Written exercise:
Here are some entries; quote each one exactly.

** start Records for the exercise **

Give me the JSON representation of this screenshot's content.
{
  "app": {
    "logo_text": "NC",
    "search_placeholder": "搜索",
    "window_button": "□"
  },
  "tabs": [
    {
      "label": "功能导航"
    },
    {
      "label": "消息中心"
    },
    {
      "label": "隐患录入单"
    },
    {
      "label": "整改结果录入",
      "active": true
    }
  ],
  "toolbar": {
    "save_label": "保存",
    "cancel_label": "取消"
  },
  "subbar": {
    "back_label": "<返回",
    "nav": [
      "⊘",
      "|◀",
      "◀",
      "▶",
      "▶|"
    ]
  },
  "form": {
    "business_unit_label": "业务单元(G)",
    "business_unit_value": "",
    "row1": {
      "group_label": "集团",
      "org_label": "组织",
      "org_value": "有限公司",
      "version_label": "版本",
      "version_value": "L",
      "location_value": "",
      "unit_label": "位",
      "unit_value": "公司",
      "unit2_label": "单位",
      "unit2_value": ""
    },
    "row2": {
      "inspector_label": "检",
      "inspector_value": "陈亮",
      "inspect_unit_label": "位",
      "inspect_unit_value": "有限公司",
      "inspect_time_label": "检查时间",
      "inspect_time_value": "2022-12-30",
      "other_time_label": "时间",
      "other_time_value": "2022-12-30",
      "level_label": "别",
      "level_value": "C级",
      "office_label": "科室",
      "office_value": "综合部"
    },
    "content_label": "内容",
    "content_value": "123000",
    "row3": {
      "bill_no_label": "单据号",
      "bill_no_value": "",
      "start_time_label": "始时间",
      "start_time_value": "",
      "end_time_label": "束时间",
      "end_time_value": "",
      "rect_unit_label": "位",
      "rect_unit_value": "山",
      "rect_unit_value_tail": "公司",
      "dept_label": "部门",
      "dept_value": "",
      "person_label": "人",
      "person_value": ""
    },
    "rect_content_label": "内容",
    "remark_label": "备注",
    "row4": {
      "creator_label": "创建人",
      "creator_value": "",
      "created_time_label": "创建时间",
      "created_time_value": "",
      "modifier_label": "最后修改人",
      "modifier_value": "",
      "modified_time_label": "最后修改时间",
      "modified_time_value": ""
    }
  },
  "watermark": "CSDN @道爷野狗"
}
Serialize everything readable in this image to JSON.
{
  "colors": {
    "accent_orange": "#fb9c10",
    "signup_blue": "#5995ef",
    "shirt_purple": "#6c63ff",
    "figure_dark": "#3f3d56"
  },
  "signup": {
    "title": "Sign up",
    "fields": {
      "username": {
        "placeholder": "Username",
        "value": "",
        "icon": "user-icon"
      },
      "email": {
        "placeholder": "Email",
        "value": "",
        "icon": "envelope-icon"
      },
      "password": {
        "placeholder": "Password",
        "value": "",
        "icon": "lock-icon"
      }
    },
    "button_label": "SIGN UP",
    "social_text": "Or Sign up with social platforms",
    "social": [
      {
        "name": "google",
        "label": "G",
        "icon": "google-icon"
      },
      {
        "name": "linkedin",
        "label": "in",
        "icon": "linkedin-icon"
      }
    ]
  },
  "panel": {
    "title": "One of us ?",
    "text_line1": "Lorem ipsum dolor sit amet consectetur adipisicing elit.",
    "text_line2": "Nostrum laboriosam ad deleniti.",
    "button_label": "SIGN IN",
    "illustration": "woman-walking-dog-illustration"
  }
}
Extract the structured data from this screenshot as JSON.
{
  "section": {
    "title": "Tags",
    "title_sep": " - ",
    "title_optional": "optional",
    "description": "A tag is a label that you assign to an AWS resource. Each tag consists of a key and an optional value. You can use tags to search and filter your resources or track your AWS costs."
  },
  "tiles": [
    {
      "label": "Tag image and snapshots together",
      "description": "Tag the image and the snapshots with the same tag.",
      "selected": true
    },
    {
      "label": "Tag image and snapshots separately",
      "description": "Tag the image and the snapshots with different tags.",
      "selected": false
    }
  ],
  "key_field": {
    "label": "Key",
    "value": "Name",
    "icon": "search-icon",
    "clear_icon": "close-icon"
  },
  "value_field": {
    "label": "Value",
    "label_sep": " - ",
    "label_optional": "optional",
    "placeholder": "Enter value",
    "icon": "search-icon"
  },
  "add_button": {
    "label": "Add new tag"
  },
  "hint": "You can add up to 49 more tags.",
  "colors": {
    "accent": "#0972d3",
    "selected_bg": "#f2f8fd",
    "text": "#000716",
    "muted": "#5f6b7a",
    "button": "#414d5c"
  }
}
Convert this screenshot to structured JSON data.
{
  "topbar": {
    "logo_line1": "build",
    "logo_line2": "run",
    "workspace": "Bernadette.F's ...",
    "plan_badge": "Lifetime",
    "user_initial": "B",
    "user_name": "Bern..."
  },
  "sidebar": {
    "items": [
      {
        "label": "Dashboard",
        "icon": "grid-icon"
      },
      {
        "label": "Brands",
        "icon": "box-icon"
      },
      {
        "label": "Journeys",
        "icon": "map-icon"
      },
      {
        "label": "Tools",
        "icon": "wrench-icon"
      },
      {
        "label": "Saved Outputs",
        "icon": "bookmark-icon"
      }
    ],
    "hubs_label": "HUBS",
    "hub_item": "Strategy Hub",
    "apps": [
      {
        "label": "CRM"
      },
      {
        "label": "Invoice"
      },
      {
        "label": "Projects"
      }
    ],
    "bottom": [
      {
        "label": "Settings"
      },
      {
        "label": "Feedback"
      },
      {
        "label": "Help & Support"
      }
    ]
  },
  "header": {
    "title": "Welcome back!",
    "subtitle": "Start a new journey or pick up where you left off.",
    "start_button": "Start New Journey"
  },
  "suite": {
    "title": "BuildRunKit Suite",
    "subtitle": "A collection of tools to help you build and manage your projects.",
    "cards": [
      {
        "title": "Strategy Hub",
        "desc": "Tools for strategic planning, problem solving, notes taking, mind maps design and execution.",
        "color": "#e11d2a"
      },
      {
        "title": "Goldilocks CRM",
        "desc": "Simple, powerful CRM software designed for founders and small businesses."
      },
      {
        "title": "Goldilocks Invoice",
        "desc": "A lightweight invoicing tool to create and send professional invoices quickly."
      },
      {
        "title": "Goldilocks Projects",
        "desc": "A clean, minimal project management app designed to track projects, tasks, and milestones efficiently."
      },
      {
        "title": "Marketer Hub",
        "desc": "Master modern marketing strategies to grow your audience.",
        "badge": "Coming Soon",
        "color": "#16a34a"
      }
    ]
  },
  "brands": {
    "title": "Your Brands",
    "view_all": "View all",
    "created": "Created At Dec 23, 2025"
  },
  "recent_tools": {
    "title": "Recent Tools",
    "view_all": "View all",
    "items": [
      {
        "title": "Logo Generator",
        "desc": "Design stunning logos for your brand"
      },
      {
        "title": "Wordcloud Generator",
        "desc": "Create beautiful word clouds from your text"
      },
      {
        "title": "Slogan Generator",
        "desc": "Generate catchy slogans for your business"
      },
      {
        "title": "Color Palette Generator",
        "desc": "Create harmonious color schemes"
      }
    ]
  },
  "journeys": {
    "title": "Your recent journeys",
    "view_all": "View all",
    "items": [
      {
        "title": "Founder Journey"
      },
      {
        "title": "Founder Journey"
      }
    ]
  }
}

** end Records for the exercise **

Written answer:
Give me the JSON representation of this screenshot's content.
{
  "app": {
    "logo_text": "NC",
    "search_placeholder": "搜索",
    "window_button": "□"
  },
  "tabs": [
    {
      "label": "功能导航"
    },
    {
      "label": "消息中心"
    },
    {
      "label": "隐患录入单"
    },
    {
      "label": "整改结果录入",
      "active": true
    }
  ],
  "toolbar": {
    "save_label": "保存",
    "cancel_label": "取消"
  },
  "subbar": {
    "back_label": "<返回",
    "nav": [
      "⊘",
      "|◀",
      "◀",
      "▶",
      "▶|"
    ]
  },
  "form": {
    "business_unit_label": "业务单元(G)",
    "business_unit_value": "",
    "row1": {
      "group_label": "集团",
      "org_label": "组织",
      "org_value": "有限公司",
      "version_label": "版本",
      "version_value": "L",
      "location_value": "",
      "unit_label": "位",
      "unit_value": "公司",
      "unit2_label": "单位",
      "unit2_value": ""
    },
    "row2": {
      "inspector_label": "检",
      "inspector_value": "陈亮",
      "inspect_unit_label": "位",
      "inspect_unit_value": "有限公司",
      "inspect_time_label": "检查时间",
      "inspect_time_value": "2022-12-30",
      "other_time_label": "时间",
      "other_time_value": "2022-12-30",
      "level_label": "别",
      "level_value": "C级",
      "office_label": "科室",
      "office_value": "综合部"
    },
    "content_label": "内容",
    "content_value": "123000",
    "row3": {
      "bill_no_label": "单据号",
      "bill_no_value": "",
      "start_time_label": "始时间",
      "start_time_value": "",
      "end_time_label": "束时间",
      "end_time_value": "",
      "rect_unit_label": "位",
      "rect_unit_value": "山",
      "rect_unit_value_tail": "公司",
      "dept_label": "部门",
      "dept_value": "",
      "person_label": "人",
      "person_value": ""
    },
    "rect_content_label": "内容",
    "remark_label": "备注",
    "row4": {
      "creator_label": "创建人",
      "creator_value": "",
      "created_time_label": "创建时间",
      "created_time_value": "",
      "modifier_label": "最后修改人",
      "modifier_value": "",
      "modified_time_label": "最后修改时间",
      "modified_time_value": ""
    }
  },
  "watermark": "CSDN @道爷野狗"
}
Serialize everything readable in this image to JSON.
{
  "colors": {
    "accent_orange": "#fb9c10",
    "signup_blue": "#5995ef",
    "shirt_purple": "#6c63ff",
    "figure_dark": "#3f3d56"
  },
  "signup": {
    "title": "Sign up",
    "fields": {
      "username": {
        "placeholder": "Username",
        "value": "",
        "icon": "user-icon"
      },
      "email": {
        "placeholder": "Email",
        "value": "",
        "icon": "envelope-icon"
      },
      "password": {
        "placeholder": "Password",
        "value": "",
        "icon": "lock-icon"
      }
    },
    "button_label": "SIGN UP",
    "social_text": "Or Sign up with social platforms",
    "social": [
      {
        "name": "google",
        "label": "G",
        "icon": "google-icon"
      },
      {
        "name": "linkedin",
        "label": "in",
        "icon": "linkedin-icon"
      }
    ]
  },
  "panel": {
    "title": "One of us ?",
    "text_line1": "Lorem ipsum dolor sit amet consectetur adipisicing elit.",
    "text_line2": "Nostrum laboriosam ad deleniti.",
    "button_label": "SIGN IN",
    "illustration": "woman-walking-dog-illustration"
  }
}
Extract the structured data from this screenshot as JSON.
{
  "section": {
    "title": "Tags",
    "title_sep": " - ",
    "title_optional": "optional",
    "description": "A tag is a label that you assign to an AWS resource. Each tag consists of a key and an optional value. You can use tags to search and filter your resources or track your AWS costs."
  },
  "tiles": [
    {
      "label": "Tag image and snapshots together",
      "description": "Tag the image and the snapshots with the same tag.",
      "selected": true
    },
    {
      "label": "Tag image and snapshots separately",
      "description": "Tag the image and the snapshots with different tags.",
      "selected": false
    }
  ],
  "key_field": {
    "label": "Key",
    "value": "Name",
    "icon": "search-icon",
    "clear_icon": "close-icon"
  },
  "value_field": {
    "label": "Value",
    "label_sep": " - ",
    "label_optional": "optional",
    "placeholder": "Enter value",
    "icon": "search-icon"
  },
  "add_button": {
    "label": "Add new tag"
  },
  "hint": "You can add up to 49 more tags.",
  "colors": {
    "accent": "#0972d3",
    "selected_bg": "#f2f8fd",
    "text": "#000716",
    "muted": "#5f6b7a",
    "button": "#414d5c"
  }
}
Convert this screenshot to structured JSON data.
{
  "topbar": {
    "logo_line1": "build",
    "logo_line2": "run",
    "workspace": "Bernadette.F's ...",
    "plan_badge": "Lifetime",
    "user_initial": "B",
    "user_name": "Bern..."
  },
  "sidebar": {
    "items": [
      {
        "label": "Dashboard",
        "icon": "grid-icon"
      },
      {
        "label": "Brands",
        "icon": "box-icon"
      },
      {
        "label": "Journeys",
        "icon": "map-icon"
      },
      {
        "label": "Tools",
        "icon": "wrench-icon"
      },
      {
        "label": "Saved Outputs",
        "icon": "bookmark-icon"
      }
    ],
    "hubs_label": "HUBS",
    "hub_item": "Strategy Hub",
    "apps": [
      {
        "label": "CRM"
      },
      {
        "label": "Invoice"
      },
      {
        "label": "Projects"
      }
    ],
    "bottom": [
      {
        "label": "Settings"
      },
      {
        "label": "Feedback"
      },
      {
        "label": "Help & Support"
      }
    ]
  },
  "header": {
    "title": "Welcome back!",
    "subtitle": "Start a new journey or pick up where you left off.",
    "start_button": "Start New Journey"
  },
  "suite": {
    "title": "BuildRunKit Suite",
    "subtitle": "A collection of tools to help you build and manage your projects.",
    "cards": [
      {
        "title": "Strategy Hub",
        "desc": "Tools for strategic planning, problem solving, notes taking, mind maps design and execution.",
        "color": "#e11d2a"
      },
      {
        "title": "Goldilocks CRM",
        "desc": "Simple, powerful CRM software designed for founders and small businesses."
      },
      {
        "title": "Goldilocks Invoice",
        "desc": "A lightweight invoicing tool to create and send professional invoices quickly."
      },
      {
        "title": "Goldilocks Projects",
        "desc": "A clean, minimal project management app designed to track projects, tasks, and milestones efficiently."
      },
      {
        "title": "Marketer Hub",
        "desc": "Master modern marketing strategies to grow your audience.",
        "badge": "Coming Soon",
        "color": "#16a34a"
      }
    ]
  },
  "brands": {
    "title": "Your Brands",
    "view_all": "View all",
    "created": "Created At Dec 23, 2025"
  },
  "recent_tools": {
    "title": "Recent Tools",
    "view_all": "View all",
    "items": [
      {
        "title": "Logo Generator",
        "desc": "Design stunning logos for your brand"
      },
      {
        "title": "Wordcloud Generator",
        "desc": "Create beautiful word clouds from your text"
      },
      {
        "title": "Slogan Generator",
        "desc": "Generate catchy slogans for your business"
      },
      {
        "title": "Color Palette Generator",
        "desc": "Create harmonious color schemes"
      }
    ]
  },
  "journeys": {
    "title": "Your recent journeys",
    "view_all": "View all",
    "items": [
      {
        "title": "Founder Journey"
      },
      {
        "title": "Founder Journey"
      }
    ]
  }
}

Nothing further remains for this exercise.